* **EXERCISE OBJECTIVE**
Write out the data again in full, exactly as it reads.

* **ITEMS**
--- BEGIN ---

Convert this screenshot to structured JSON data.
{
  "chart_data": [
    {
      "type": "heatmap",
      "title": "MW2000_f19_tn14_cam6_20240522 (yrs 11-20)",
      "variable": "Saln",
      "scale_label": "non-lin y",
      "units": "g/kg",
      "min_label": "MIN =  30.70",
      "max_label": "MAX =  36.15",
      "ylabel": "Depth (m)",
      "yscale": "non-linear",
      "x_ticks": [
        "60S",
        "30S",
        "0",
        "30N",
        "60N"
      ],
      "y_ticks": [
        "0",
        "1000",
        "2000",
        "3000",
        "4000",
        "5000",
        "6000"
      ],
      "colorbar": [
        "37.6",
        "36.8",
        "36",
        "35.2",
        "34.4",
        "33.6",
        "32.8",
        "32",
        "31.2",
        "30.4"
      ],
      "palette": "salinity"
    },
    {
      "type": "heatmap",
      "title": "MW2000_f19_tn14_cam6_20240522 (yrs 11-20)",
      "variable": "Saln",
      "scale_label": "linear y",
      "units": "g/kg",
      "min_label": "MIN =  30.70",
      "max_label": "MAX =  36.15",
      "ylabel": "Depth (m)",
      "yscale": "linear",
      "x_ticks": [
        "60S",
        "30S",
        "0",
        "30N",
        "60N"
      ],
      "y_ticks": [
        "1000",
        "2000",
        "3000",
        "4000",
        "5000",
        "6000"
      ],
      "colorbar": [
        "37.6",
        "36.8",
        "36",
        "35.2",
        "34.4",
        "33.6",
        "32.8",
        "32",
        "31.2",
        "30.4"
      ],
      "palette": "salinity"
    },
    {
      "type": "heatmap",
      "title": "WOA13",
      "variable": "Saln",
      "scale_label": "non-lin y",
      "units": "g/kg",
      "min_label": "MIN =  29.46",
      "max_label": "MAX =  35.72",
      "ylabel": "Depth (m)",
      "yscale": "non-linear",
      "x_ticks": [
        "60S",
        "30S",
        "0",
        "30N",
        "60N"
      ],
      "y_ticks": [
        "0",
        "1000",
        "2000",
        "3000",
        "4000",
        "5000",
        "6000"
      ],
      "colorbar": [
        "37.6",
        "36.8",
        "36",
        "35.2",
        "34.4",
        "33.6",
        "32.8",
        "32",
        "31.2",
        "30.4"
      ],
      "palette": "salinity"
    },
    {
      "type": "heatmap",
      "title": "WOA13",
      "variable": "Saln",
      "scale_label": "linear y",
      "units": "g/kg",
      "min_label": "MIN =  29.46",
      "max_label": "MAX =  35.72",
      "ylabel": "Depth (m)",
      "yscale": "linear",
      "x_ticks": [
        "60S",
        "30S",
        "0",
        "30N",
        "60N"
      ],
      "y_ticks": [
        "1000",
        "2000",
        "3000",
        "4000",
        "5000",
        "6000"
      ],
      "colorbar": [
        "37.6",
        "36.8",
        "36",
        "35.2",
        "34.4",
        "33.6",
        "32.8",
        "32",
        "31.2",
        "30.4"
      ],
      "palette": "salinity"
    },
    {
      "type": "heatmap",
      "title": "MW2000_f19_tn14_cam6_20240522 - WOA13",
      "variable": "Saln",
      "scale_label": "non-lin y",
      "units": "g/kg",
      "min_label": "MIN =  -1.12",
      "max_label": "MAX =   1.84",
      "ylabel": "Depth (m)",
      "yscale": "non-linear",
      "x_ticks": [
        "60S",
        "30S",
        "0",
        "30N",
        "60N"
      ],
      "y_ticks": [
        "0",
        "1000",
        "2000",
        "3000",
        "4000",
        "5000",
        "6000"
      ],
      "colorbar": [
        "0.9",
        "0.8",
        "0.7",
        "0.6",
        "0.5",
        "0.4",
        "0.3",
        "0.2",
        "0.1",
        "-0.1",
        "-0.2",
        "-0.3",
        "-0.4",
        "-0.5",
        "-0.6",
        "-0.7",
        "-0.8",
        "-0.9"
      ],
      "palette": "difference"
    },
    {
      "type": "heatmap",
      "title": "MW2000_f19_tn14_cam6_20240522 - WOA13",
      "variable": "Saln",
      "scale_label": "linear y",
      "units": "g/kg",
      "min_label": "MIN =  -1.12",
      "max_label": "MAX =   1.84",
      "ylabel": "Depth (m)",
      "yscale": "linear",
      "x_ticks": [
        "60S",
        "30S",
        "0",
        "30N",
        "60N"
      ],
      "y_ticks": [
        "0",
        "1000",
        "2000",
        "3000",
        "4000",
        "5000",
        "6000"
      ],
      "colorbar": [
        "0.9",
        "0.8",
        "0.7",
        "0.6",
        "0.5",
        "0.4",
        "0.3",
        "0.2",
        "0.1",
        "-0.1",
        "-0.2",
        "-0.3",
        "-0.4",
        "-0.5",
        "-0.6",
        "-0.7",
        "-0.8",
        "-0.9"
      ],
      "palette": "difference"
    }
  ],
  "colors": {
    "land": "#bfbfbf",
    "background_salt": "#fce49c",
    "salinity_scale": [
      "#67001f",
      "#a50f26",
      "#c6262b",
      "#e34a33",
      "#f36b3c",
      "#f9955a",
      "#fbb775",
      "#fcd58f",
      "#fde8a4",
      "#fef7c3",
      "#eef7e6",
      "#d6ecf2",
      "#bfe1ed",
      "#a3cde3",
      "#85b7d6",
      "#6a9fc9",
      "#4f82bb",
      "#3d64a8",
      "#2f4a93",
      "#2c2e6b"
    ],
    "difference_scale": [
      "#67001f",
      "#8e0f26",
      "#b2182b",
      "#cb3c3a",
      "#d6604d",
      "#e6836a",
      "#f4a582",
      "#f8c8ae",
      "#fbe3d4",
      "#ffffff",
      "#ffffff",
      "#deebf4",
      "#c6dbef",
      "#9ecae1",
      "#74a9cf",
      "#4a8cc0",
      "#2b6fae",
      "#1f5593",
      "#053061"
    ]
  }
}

--- END ---

* **FINAL ANSWER**
Convert this screenshot to structured JSON data.
{
  "chart_data": [
    {
      "type": "heatmap",
      "title": "MW2000_f19_tn14_cam6_20240522 (yrs 11-20)",
      "variable": "Saln",
      "scale_label": "non-lin y",
      "units": "g/kg",
      "min_label": "MIN =  30.70",
      "max_label": "MAX =  36.15",
      "ylabel": "Depth (m)",
      "yscale": "non-linear",
      "x_ticks": [
        "60S",
        "30S",
        "0",
        "30N",
        "60N"
      ],
      "y_ticks": [
        "0",
        "1000",
        "2000",
        "3000",
        "4000",
        "5000",
        "6000"
      ],
      "colorbar": [
        "37.6",
        "36.8",
        "36",
        "35.2",
        "34.4",
        "33.6",
        "32.8",
        "32",
        "31.2",
        "30.4"
      ],
      "palette": "salinity"
    },
    {
      "type": "heatmap",
      "title": "MW2000_f19_tn14_cam6_20240522 (yrs 11-20)",
      "variable": "Saln",
      "scale_label": "linear y",
      "units": "g/kg",
      "min_label": "MIN =  30.70",
      "max_label": "MAX =  36.15",
      "ylabel": "Depth (m)",
      "yscale": "linear",
      "x_ticks": [
        "60S",
        "30S",
        "0",
        "30N",
        "60N"
      ],
      "y_ticks": [
        "1000",
        "2000",
        "3000",
        "4000",
        "5000",
        "6000"
      ],
      "colorbar": [
        "37.6",
        "36.8",
        "36",
        "35.2",
        "34.4",
        "33.6",
        "32.8",
        "32",
        "31.2",
        "30.4"
      ],
      "palette": "salinity"
    },
    {
      "type": "heatmap",
      "title": "WOA13",
      "variable": "Saln",
      "scale_label": "non-lin y",
      "units": "g/kg",
      "min_label": "MIN =  29.46",
      "max_label": "MAX =  35.72",
      "ylabel": "Depth (m)",
      "yscale": "non-linear",
      "x_ticks": [
        "60S",
        "30S",
        "0",
        "30N",
        "60N"
      ],
      "y_ticks": [
        "0",
        "1000",
        "2000",
        "3000",
        "4000",
        "5000",
        "6000"
      ],
      "colorbar": [
        "37.6",
        "36.8",
        "36",
        "35.2",
        "34.4",
        "33.6",
        "32.8",
        "32",
        "31.2",
        "30.4"
      ],
      "palette": "salinity"
    },
    {
      "type": "heatmap",
      "title": "WOA13",
      "variable": "Saln",
      "scale_label": "linear y",
      "units": "g/kg",
      "min_label": "MIN =  29.46",
      "max_label": "MAX =  35.72",
      "ylabel": "Depth (m)",
      "yscale": "linear",
      "x_ticks": [
        "60S",
        "30S",
        "0",
        "30N",
        "60N"
      ],
      "y_ticks": [
        "1000",
        "2000",
        "3000",
        "4000",
        "5000",
        "6000"
      ],
      "colorbar": [
        "37.6",
        "36.8",
        "36",
        "35.2",
        "34.4",
        "33.6",
        "32.8",
        "32",
        "31.2",
        "30.4"
      ],
      "palette": "salinity"
    },
    {
      "type": "heatmap",
      "title": "MW2000_f19_tn14_cam6_20240522 - WOA13",
      "variable": "Saln",
      "scale_label": "non-lin y",
      "units": "g/kg",
      "min_label": "MIN =  -1.12",
      "max_label": "MAX =   1.84",
      "ylabel": "Depth (m)",
      "yscale": "non-linear",
      "x_ticks": [
        "60S",
        "30S",
        "0",
        "30N",
        "60N"
      ],
      "y_ticks": [
        "0",
        "1000",
        "2000",
        "3000",
        "4000",
        "5000",
        "6000"
      ],
      "colorbar": [
        "0.9",
        "0.8",
        "0.7",
        "0.6",
        "0.5",
        "0.4",
        "0.3",
        "0.2",
        "0.1",
        "-0.1",
        "-0.2",
        "-0.3",
        "-0.4",
        "-0.5",
        "-0.6",
        "-0.7",
        "-0.8",
        "-0.9"
      ],
      "palette": "difference"
    },
    {
      "type": "heatmap",
      "title": "MW2000_f19_tn14_cam6_20240522 - WOA13",
      "variable": "Saln",
      "scale_label": "linear y",
      "units": "g/kg",
      "min_label": "MIN =  -1.12",
      "max_label": "MAX =   1.84",
      "ylabel": "Depth (m)",
      "yscale": "linear",
      "x_ticks": [
        "60S",
        "30S",
        "0",
        "30N",
        "60N"
      ],
      "y_ticks": [
        "0",
        "1000",
        "2000",
        "3000",
        "4000",
        "5000",
        "6000"
      ],
      "colorbar": [
        "0.9",
        "0.8",
        "0.7",
        "0.6",
        "0.5",
        "0.4",
        "0.3",
        "0.2",
        "0.1",
        "-0.1",
        "-0.2",
        "-0.3",
        "-0.4",
        "-0.5",
        "-0.6",
        "-0.7",
        "-0.8",
        "-0.9"
      ],
      "palette": "difference"
    }
  ],
  "colors": {
    "land": "#bfbfbf",
    "background_salt": "#fce49c",
    "salinity_scale": [
      "#67001f",
      "#a50f26",
      "#c6262b",
      "#e34a33",
      "#f36b3c",
      "#f9955a",
      "#fbb775",
      "#fcd58f",
      "#fde8a4",
      "#fef7c3",
      "#eef7e6",
      "#d6ecf2",
      "#bfe1ed",
      "#a3cde3",
      "#85b7d6",
      "#6a9fc9",
      "#4f82bb",
      "#3d64a8",
      "#2f4a93",
      "#2c2e6b"
    ],
    "difference_scale": [
      "#67001f",
      "#8e0f26",
      "#b2182b",
      "#cb3c3a",
      "#d6604d",
      "#e6836a",
      "#f4a582",
      "#f8c8ae",
      "#fbe3d4",
      "#ffffff",
      "#ffffff",
      "#deebf4",
      "#c6dbef",
      "#9ecae1",
      "#74a9cf",
      "#4a8cc0",
      "#2b6fae",
      "#1f5593",
      "#053061"
    ]
  }
}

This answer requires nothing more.